▶ _BRIEF_
Look for the string "JSON" in every line, and copy each line that has it.

[start]

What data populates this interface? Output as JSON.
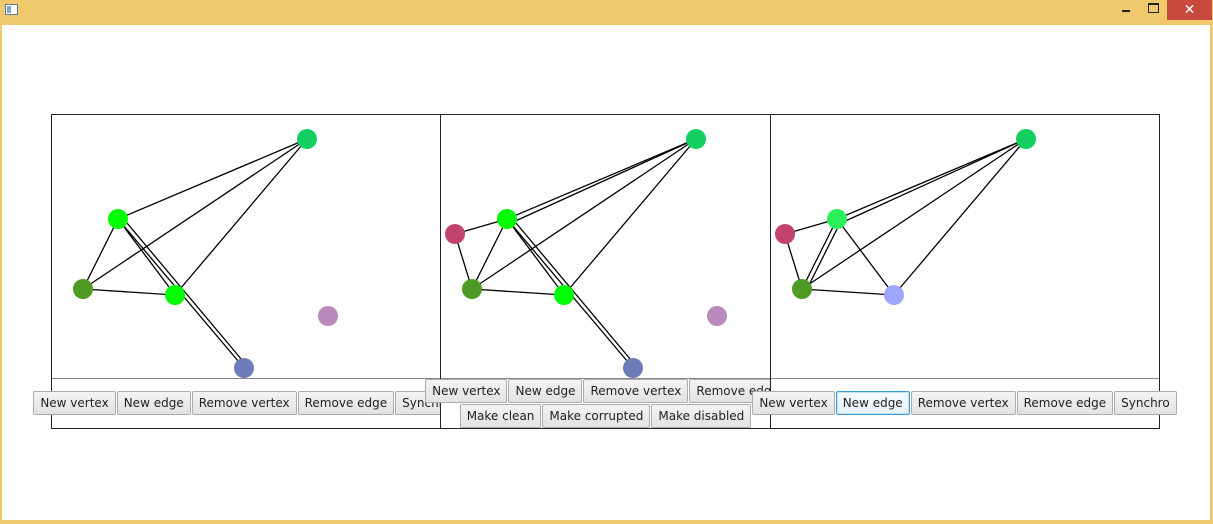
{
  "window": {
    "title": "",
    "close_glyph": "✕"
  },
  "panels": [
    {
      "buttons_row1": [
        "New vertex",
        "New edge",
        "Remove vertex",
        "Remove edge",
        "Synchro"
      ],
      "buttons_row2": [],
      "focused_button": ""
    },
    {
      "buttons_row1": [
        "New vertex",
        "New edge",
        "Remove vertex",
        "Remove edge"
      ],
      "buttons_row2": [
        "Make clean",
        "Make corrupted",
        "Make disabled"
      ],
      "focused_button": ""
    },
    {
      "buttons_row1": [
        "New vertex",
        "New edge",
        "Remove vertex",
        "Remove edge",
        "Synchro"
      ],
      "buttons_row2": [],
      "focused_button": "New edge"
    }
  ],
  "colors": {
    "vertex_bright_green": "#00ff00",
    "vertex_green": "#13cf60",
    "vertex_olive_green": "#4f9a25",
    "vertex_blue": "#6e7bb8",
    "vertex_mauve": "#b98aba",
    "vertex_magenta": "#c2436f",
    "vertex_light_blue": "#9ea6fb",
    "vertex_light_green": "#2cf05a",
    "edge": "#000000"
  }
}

[end]
[start]

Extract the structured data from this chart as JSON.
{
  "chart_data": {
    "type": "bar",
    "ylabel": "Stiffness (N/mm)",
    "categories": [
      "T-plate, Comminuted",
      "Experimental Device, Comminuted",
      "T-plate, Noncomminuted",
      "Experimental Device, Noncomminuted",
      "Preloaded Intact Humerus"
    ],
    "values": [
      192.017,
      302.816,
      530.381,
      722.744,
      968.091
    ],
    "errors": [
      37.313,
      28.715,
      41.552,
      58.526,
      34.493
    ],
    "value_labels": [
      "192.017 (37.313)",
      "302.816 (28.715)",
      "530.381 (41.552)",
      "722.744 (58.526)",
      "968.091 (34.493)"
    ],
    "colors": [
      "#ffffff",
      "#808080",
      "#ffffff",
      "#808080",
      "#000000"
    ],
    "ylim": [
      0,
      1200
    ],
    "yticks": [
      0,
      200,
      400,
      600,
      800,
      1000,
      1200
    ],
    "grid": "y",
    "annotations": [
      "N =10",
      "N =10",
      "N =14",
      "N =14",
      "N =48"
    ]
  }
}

[end]

▶ _FINISHED TASK_
What data populates this interface? Output as JSON.
Extract the structured data from this chart as JSON.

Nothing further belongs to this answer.